* _THE EXERCISE_:
Go through the listing below and gather every line with the word "Opinion".

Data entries

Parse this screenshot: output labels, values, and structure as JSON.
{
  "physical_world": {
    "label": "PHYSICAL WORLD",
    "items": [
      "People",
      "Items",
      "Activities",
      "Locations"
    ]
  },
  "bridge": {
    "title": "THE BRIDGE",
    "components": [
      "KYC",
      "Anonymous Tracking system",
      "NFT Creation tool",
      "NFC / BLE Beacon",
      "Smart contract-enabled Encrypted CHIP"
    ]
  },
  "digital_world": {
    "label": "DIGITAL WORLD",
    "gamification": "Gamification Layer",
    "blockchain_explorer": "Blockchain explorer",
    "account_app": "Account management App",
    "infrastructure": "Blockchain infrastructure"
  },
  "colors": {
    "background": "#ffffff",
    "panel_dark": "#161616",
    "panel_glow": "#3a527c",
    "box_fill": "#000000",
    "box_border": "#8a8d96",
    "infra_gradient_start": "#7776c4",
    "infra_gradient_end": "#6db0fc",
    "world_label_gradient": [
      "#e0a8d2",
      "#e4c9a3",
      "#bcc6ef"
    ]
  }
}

==

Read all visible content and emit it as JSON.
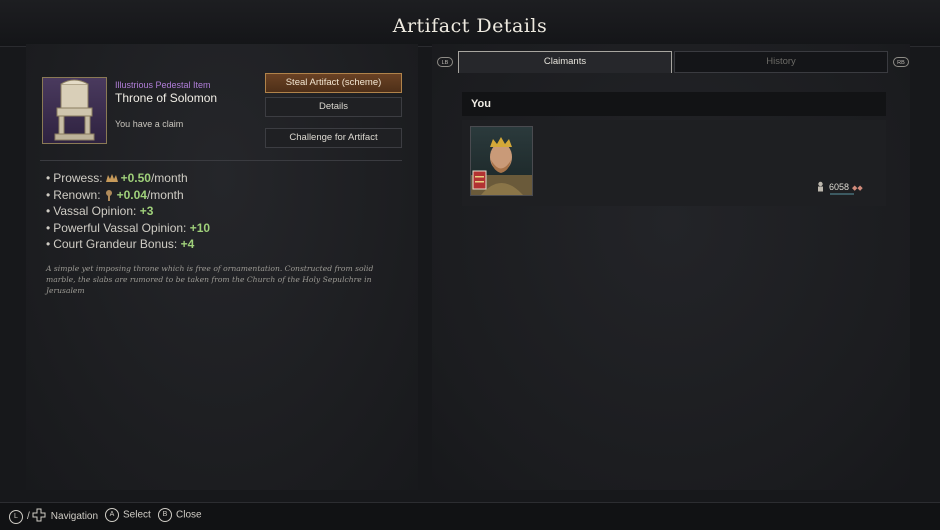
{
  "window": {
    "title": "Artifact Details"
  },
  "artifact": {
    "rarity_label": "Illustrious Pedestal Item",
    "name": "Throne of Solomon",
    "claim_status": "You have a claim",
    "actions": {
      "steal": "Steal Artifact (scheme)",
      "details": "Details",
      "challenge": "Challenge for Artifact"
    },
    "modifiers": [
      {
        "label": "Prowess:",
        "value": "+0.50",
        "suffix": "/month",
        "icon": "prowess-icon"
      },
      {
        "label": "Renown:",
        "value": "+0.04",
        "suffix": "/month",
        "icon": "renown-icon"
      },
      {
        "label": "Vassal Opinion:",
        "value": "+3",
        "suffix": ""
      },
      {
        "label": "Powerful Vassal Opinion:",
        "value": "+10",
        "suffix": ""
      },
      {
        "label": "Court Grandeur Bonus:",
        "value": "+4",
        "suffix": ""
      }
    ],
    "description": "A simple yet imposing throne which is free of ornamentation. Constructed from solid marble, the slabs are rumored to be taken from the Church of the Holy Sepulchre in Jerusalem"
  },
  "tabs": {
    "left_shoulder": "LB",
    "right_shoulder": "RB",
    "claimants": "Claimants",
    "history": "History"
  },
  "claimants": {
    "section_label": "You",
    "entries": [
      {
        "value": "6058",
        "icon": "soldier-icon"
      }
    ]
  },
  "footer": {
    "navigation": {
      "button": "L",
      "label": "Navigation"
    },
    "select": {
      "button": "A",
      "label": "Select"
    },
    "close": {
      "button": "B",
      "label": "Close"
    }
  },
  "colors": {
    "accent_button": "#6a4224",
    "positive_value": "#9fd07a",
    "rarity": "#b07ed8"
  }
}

* _ANSWER BELOW_:
        "label": "Vassal Opinion:",
        "label": "Powerful Vassal Opinion:",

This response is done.